Begin
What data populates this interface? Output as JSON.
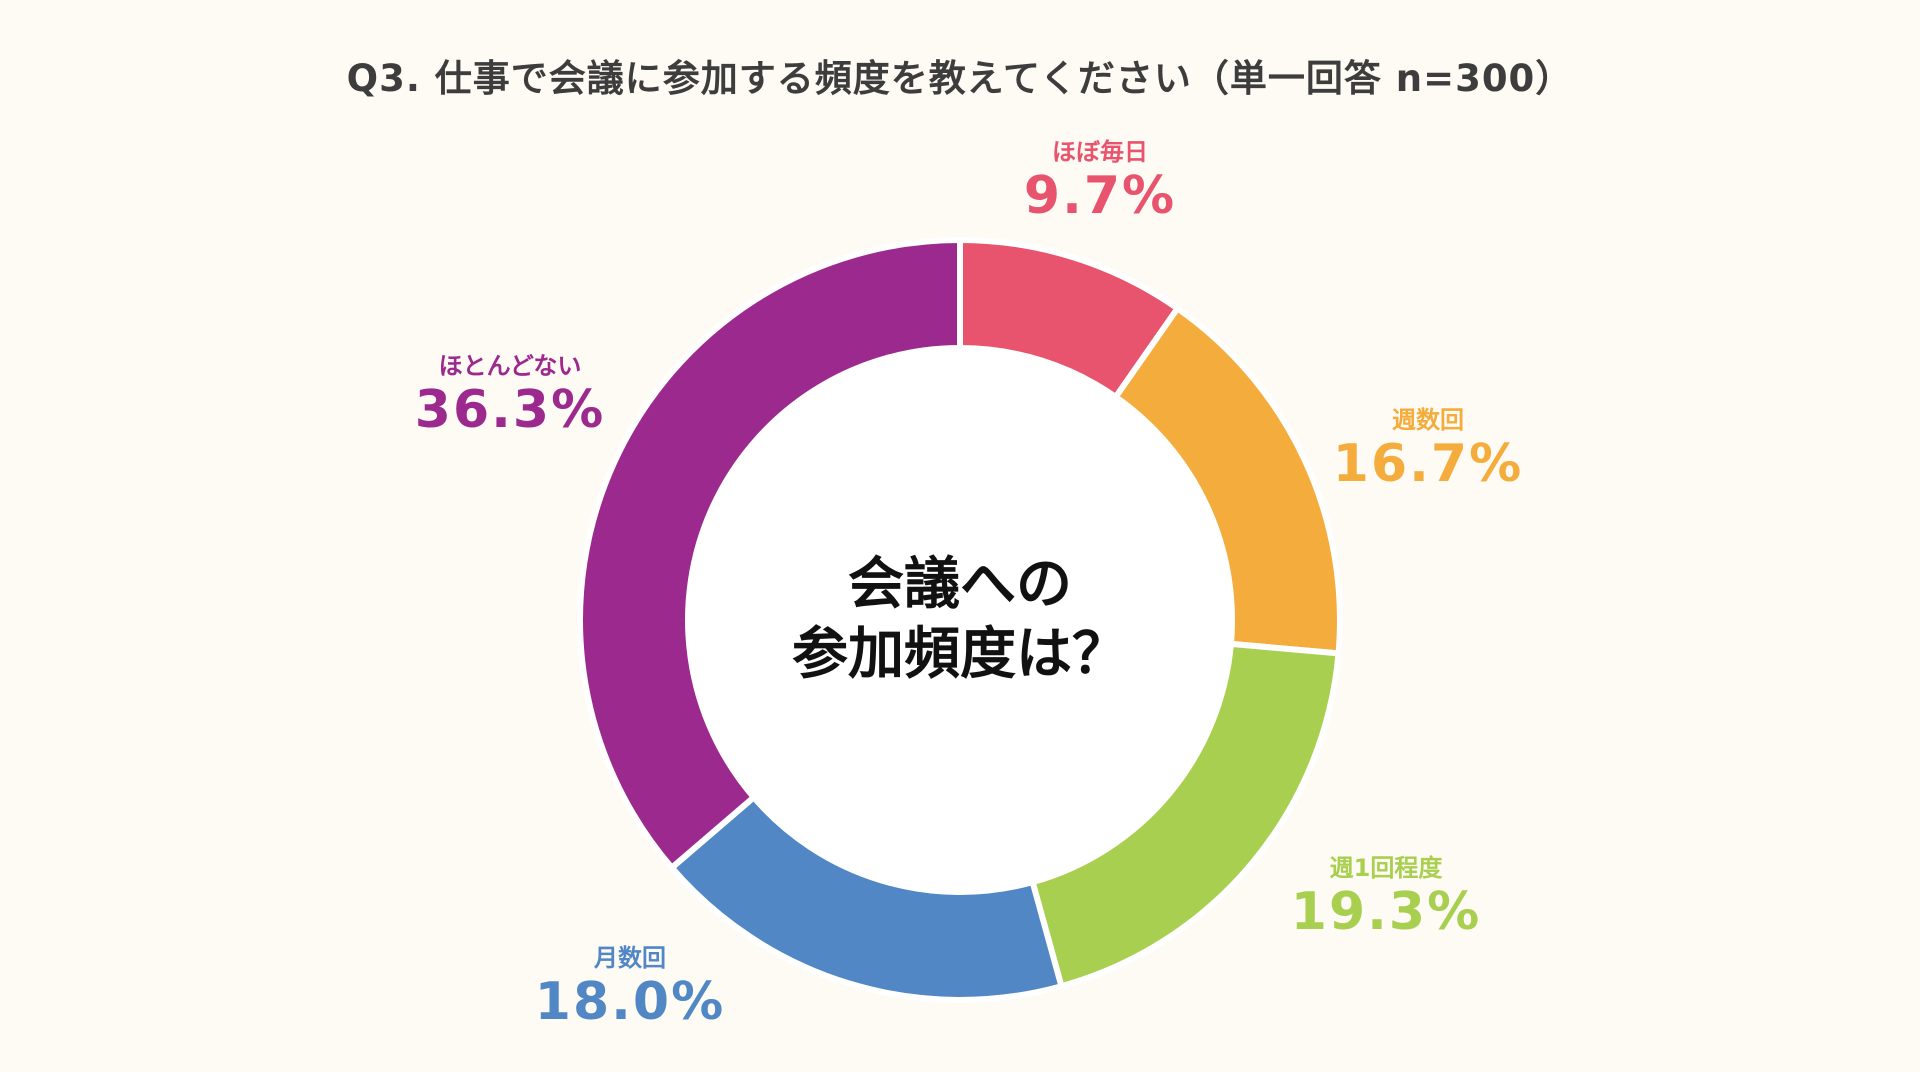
{
  "title": "Q3. 仕事で会議に参加する頻度を教えてください（単一回答 n=300）",
  "center": {
    "line1": "会議への",
    "line2": "参加頻度は？"
  },
  "chart_data": {
    "type": "pie",
    "donut": true,
    "title": "Q3. 仕事で会議に参加する頻度を教えてください（単一回答 n=300）",
    "unit": "%",
    "categories": [
      "ほぼ毎日",
      "週数回",
      "週1回程度",
      "月数回",
      "ほとんどない"
    ],
    "values": [
      9.7,
      16.7,
      19.3,
      18.0,
      36.3
    ],
    "labels": [
      "9.7%",
      "16.7%",
      "19.3%",
      "18.0%",
      "36.3%"
    ],
    "colors": [
      "#e8546d",
      "#f4ad3d",
      "#a8cf50",
      "#5287c6",
      "#9c2a8e"
    ],
    "legend": "none (labels placed beside each slice)"
  }
}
End
REQUIREMENTS. Skip the images and write out the rest of the listing exactly.

FULL OUTPUT.
What data populates this interface? Output as JSON.
{
  "title": "Q3. 仕事で会議に参加する頻度を教えてください（単一回答 n=300）",
  "center": {
    "line1": "会議への",
    "line2": "参加頻度は？"
  },
  "chart_data": {
    "type": "pie",
    "donut": true,
    "title": "Q3. 仕事で会議に参加する頻度を教えてください（単一回答 n=300）",
    "unit": "%",
    "categories": [
      "ほぼ毎日",
      "週数回",
      "週1回程度",
      "月数回",
      "ほとんどない"
    ],
    "values": [
      9.7,
      16.7,
      19.3,
      18.0,
      36.3
    ],
    "labels": [
      "9.7%",
      "16.7%",
      "19.3%",
      "18.0%",
      "36.3%"
    ],
    "colors": [
      "#e8546d",
      "#f4ad3d",
      "#a8cf50",
      "#5287c6",
      "#9c2a8e"
    ],
    "legend": "none (labels placed beside each slice)"
  }
}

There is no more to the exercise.